──────── Records for this exercise ────────

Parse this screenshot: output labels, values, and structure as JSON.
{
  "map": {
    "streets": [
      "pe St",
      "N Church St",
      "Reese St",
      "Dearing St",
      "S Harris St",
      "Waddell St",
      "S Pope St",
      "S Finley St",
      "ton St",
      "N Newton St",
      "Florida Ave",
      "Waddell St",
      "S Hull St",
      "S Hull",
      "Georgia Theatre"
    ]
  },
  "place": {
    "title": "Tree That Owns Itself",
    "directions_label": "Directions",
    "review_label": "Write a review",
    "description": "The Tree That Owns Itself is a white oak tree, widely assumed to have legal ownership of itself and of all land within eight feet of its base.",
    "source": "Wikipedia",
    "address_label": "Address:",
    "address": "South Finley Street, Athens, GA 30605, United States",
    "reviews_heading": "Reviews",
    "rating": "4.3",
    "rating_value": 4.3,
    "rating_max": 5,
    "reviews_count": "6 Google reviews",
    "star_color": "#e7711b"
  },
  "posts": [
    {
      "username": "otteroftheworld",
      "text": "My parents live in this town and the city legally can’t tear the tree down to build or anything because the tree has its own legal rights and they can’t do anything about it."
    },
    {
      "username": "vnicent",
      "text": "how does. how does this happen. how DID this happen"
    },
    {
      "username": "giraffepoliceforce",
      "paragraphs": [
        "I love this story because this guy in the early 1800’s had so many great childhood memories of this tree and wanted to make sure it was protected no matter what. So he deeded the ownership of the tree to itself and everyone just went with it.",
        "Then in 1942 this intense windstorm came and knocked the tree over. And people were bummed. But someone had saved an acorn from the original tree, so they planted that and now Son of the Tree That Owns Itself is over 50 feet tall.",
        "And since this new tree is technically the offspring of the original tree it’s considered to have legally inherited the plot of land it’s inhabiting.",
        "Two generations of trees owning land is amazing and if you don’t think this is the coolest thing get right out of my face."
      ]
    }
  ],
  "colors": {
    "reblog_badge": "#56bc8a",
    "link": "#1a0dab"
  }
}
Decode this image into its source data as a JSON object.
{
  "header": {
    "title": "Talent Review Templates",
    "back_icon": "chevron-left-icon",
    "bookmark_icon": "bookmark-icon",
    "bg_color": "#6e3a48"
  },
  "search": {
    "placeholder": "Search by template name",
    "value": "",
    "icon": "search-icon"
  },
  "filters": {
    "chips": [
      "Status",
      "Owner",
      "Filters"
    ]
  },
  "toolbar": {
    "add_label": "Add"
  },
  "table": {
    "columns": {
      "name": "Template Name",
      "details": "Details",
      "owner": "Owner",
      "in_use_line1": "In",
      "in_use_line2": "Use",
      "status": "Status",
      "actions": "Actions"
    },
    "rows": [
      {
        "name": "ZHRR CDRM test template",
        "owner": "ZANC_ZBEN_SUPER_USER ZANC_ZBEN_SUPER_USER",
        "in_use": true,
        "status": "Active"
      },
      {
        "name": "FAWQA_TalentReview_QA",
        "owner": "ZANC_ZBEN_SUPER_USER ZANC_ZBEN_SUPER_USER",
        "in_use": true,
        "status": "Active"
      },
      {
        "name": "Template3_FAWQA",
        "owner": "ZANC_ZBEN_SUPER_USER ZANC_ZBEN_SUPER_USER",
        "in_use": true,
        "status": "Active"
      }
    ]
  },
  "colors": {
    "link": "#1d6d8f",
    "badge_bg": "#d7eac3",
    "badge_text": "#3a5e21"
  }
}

────────

**Problem to solve:** Write the complete data out, exactly as above.

**Reply:**
Parse this screenshot: output labels, values, and structure as JSON.
{
  "map": {
    "streets": [
      "pe St",
      "N Church St",
      "Reese St",
      "Dearing St",
      "S Harris St",
      "Waddell St",
      "S Pope St",
      "S Finley St",
      "ton St",
      "N Newton St",
      "Florida Ave",
      "Waddell St",
      "S Hull St",
      "S Hull",
      "Georgia Theatre"
    ]
  },
  "place": {
    "title": "Tree That Owns Itself",
    "directions_label": "Directions",
    "review_label": "Write a review",
    "description": "The Tree That Owns Itself is a white oak tree, widely assumed to have legal ownership of itself and of all land within eight feet of its base.",
    "source": "Wikipedia",
    "address_label": "Address:",
    "address": "South Finley Street, Athens, GA 30605, United States",
    "reviews_heading": "Reviews",
    "rating": "4.3",
    "rating_value": 4.3,
    "rating_max": 5,
    "reviews_count": "6 Google reviews",
    "star_color": "#e7711b"
  },
  "posts": [
    {
      "username": "otteroftheworld",
      "text": "My parents live in this town and the city legally can’t tear the tree down to build or anything because the tree has its own legal rights and they can’t do anything about it."
    },
    {
      "username": "vnicent",
      "text": "how does. how does this happen. how DID this happen"
    },
    {
      "username": "giraffepoliceforce",
      "paragraphs": [
        "I love this story because this guy in the early 1800’s had so many great childhood memories of this tree and wanted to make sure it was protected no matter what. So he deeded the ownership of the tree to itself and everyone just went with it.",
        "Then in 1942 this intense windstorm came and knocked the tree over. And people were bummed. But someone had saved an acorn from the original tree, so they planted that and now Son of the Tree That Owns Itself is over 50 feet tall.",
        "And since this new tree is technically the offspring of the original tree it’s considered to have legally inherited the plot of land it’s inhabiting.",
        "Two generations of trees owning land is amazing and if you don’t think this is the coolest thing get right out of my face."
      ]
    }
  ],
  "colors": {
    "reblog_badge": "#56bc8a",
    "link": "#1a0dab"
  }
}
Decode this image into its source data as a JSON object.
{
  "header": {
    "title": "Talent Review Templates",
    "back_icon": "chevron-left-icon",
    "bookmark_icon": "bookmark-icon",
    "bg_color": "#6e3a48"
  },
  "search": {
    "placeholder": "Search by template name",
    "value": "",
    "icon": "search-icon"
  },
  "filters": {
    "chips": [
      "Status",
      "Owner",
      "Filters"
    ]
  },
  "toolbar": {
    "add_label": "Add"
  },
  "table": {
    "columns": {
      "name": "Template Name",
      "details": "Details",
      "owner": "Owner",
      "in_use_line1": "In",
      "in_use_line2": "Use",
      "status": "Status",
      "actions": "Actions"
    },
    "rows": [
      {
        "name": "ZHRR CDRM test template",
        "owner": "ZANC_ZBEN_SUPER_USER ZANC_ZBEN_SUPER_USER",
        "in_use": true,
        "status": "Active"
      },
      {
        "name": "FAWQA_TalentReview_QA",
        "owner": "ZANC_ZBEN_SUPER_USER ZANC_ZBEN_SUPER_USER",
        "in_use": true,
        "status": "Active"
      },
      {
        "name": "Template3_FAWQA",
        "owner": "ZANC_ZBEN_SUPER_USER ZANC_ZBEN_SUPER_USER",
        "in_use": true,
        "status": "Active"
      }
    ]
  },
  "colors": {
    "link": "#1d6d8f",
    "badge_bg": "#d7eac3",
    "badge_text": "#3a5e21"
  }
}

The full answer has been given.